■ **Objective**
Where the data below has the string "text", return the whole line.

* start *

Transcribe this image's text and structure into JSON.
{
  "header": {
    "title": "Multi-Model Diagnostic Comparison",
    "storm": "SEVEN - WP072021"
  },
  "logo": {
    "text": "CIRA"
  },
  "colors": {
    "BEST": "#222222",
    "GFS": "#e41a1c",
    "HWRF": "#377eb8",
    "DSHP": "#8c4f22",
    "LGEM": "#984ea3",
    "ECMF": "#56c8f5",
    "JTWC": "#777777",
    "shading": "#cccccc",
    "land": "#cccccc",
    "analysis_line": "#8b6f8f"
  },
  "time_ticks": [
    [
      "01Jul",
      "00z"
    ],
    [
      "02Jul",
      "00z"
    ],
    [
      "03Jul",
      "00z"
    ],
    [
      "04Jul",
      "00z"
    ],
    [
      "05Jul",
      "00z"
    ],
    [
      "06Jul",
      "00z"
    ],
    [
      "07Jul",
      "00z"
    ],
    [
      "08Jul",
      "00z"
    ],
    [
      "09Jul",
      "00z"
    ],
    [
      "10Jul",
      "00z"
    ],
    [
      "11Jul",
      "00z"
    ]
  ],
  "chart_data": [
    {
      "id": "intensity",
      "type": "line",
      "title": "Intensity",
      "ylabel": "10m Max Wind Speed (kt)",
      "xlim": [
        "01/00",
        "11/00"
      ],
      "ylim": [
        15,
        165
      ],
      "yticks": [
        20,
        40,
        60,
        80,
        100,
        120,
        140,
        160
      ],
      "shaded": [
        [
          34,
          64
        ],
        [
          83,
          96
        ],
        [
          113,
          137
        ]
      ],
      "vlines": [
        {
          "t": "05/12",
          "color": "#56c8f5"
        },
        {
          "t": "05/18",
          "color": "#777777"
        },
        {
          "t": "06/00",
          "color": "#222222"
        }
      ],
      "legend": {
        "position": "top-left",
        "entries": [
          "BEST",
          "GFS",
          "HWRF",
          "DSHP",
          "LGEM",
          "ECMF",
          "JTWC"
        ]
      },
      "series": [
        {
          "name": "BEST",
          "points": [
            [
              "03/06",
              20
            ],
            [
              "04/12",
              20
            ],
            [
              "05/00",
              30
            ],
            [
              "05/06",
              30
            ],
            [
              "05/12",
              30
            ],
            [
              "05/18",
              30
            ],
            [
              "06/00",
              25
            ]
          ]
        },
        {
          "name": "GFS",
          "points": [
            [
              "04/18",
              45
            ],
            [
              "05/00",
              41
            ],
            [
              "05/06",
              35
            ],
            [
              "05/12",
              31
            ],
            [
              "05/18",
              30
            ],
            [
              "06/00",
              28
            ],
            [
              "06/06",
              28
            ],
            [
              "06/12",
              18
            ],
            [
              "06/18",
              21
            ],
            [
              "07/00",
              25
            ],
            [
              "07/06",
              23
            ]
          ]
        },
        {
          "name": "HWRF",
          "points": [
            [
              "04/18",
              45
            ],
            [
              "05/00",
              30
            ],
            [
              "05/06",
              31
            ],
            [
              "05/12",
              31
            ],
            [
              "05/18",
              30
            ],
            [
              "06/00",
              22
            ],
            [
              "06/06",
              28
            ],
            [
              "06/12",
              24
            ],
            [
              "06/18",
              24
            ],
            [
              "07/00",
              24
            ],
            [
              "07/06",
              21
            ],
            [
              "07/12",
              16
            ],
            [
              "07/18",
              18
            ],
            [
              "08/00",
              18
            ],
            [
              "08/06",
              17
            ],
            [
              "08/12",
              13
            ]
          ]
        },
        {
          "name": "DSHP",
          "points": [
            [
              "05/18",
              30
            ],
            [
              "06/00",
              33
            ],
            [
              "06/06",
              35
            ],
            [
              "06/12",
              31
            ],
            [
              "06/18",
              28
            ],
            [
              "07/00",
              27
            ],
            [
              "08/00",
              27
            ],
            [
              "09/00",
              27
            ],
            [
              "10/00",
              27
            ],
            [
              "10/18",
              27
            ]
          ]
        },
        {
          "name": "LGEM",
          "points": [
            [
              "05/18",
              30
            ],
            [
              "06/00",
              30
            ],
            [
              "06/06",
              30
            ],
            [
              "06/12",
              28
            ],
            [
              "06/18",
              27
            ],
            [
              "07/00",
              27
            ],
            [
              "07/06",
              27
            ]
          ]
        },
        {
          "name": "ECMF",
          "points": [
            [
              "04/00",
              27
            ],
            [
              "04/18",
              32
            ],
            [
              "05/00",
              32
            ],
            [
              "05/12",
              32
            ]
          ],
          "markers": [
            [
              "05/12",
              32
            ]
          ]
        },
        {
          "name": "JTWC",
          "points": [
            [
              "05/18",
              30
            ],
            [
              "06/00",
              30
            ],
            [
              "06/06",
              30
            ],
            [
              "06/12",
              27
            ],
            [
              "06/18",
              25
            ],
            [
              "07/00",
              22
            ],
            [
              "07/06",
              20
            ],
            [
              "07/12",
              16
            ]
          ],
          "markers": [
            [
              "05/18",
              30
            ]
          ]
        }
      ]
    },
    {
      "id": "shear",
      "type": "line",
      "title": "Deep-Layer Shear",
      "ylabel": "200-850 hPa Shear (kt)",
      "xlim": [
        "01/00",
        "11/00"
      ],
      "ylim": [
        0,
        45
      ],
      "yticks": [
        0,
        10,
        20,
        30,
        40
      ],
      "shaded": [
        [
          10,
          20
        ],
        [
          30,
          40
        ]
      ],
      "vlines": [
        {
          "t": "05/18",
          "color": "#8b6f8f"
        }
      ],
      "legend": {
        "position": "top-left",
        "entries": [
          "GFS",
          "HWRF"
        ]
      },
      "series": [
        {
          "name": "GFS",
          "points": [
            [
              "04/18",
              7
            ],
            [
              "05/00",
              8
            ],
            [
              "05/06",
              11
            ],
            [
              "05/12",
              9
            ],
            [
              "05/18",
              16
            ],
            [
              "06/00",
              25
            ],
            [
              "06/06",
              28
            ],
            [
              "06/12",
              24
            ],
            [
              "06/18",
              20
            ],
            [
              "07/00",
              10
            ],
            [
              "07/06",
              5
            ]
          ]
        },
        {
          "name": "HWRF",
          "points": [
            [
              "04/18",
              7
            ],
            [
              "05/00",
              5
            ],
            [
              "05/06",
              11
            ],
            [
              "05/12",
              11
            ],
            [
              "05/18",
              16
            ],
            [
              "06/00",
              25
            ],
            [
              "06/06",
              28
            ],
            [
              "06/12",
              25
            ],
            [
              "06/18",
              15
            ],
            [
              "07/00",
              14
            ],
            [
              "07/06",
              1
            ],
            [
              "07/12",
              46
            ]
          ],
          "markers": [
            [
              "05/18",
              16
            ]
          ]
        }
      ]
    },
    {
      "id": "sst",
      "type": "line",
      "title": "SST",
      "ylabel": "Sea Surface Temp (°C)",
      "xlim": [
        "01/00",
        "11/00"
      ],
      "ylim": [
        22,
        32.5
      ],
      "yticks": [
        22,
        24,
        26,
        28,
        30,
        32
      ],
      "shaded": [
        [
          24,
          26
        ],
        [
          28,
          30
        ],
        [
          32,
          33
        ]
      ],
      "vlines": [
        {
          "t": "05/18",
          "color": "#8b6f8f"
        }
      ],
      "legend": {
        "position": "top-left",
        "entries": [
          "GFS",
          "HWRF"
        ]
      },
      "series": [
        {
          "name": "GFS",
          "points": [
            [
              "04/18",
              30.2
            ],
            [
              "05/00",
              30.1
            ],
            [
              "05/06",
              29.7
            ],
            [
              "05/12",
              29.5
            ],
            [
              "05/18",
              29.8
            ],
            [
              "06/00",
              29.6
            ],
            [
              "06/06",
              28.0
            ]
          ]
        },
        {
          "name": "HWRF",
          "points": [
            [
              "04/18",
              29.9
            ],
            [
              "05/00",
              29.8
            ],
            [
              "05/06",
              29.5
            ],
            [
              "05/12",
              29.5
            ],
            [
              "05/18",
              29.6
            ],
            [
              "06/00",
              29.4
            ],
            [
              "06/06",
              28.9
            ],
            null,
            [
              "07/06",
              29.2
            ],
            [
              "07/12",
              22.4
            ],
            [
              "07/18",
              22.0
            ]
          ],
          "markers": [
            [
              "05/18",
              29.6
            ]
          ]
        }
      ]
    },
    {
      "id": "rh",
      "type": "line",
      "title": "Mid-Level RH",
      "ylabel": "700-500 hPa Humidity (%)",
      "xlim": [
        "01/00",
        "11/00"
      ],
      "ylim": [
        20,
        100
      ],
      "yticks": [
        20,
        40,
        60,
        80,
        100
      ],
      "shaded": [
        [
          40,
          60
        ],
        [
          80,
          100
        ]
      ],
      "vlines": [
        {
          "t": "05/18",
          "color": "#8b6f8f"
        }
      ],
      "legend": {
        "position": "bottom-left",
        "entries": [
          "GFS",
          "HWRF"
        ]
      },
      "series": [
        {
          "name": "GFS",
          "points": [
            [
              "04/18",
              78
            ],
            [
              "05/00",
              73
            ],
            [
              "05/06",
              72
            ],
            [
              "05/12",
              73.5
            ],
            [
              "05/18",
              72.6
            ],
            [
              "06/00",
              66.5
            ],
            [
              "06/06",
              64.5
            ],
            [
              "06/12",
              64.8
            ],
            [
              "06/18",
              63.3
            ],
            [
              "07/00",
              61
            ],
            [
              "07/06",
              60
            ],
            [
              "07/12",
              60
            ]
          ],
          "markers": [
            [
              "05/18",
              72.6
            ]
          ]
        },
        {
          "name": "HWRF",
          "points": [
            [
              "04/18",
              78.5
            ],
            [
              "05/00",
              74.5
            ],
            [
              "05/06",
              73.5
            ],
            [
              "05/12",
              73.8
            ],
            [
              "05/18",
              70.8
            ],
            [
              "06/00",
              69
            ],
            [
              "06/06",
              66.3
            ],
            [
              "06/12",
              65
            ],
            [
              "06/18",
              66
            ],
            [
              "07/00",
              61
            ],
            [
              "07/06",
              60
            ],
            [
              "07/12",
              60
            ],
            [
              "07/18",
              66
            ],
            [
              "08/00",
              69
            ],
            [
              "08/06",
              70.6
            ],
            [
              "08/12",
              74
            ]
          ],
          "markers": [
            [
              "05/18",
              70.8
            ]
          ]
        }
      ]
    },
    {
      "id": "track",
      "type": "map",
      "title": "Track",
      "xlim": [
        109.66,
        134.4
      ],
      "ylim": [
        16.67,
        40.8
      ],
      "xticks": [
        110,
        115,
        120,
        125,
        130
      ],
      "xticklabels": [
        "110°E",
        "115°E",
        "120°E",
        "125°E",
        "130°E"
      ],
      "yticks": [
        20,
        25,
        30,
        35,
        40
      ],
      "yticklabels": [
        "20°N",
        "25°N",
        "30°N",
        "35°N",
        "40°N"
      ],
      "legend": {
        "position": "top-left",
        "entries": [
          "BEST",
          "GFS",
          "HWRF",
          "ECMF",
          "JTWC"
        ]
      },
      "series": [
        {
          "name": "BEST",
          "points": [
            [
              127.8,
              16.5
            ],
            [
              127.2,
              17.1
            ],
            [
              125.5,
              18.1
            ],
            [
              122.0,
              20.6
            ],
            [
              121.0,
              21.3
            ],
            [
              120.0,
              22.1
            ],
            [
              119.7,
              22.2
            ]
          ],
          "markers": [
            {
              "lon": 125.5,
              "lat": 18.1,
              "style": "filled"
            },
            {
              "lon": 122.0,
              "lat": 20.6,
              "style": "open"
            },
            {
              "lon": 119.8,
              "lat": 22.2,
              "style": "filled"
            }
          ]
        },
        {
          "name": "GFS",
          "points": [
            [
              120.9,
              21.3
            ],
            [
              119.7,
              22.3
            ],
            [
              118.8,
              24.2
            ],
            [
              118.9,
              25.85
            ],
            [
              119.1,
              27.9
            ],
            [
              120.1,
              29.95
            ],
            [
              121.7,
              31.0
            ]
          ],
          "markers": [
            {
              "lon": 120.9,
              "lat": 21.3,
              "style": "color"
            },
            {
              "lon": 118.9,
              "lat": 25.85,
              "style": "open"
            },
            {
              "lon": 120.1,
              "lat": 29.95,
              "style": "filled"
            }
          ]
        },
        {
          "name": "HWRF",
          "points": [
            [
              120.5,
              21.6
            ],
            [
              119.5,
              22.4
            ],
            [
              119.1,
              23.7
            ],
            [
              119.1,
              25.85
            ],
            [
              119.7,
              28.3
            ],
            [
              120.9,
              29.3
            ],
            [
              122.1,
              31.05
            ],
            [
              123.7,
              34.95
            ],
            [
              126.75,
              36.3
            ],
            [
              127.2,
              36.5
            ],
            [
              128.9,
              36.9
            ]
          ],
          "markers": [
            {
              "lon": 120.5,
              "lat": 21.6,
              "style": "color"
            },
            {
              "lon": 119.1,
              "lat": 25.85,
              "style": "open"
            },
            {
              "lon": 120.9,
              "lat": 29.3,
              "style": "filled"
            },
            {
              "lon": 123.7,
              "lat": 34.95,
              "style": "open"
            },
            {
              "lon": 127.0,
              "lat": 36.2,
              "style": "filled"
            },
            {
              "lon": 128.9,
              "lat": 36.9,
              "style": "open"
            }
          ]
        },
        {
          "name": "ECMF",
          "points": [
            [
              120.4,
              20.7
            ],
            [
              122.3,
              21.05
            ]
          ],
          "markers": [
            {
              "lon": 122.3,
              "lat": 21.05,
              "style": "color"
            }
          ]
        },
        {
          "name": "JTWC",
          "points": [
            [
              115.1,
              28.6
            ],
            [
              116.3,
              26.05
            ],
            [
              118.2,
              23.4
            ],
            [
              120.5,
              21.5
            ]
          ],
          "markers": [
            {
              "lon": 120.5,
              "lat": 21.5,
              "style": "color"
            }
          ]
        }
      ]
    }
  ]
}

* end *

■ **Task solution**
Transcribe this image's text and structure into JSON.
    "text": "CIRA"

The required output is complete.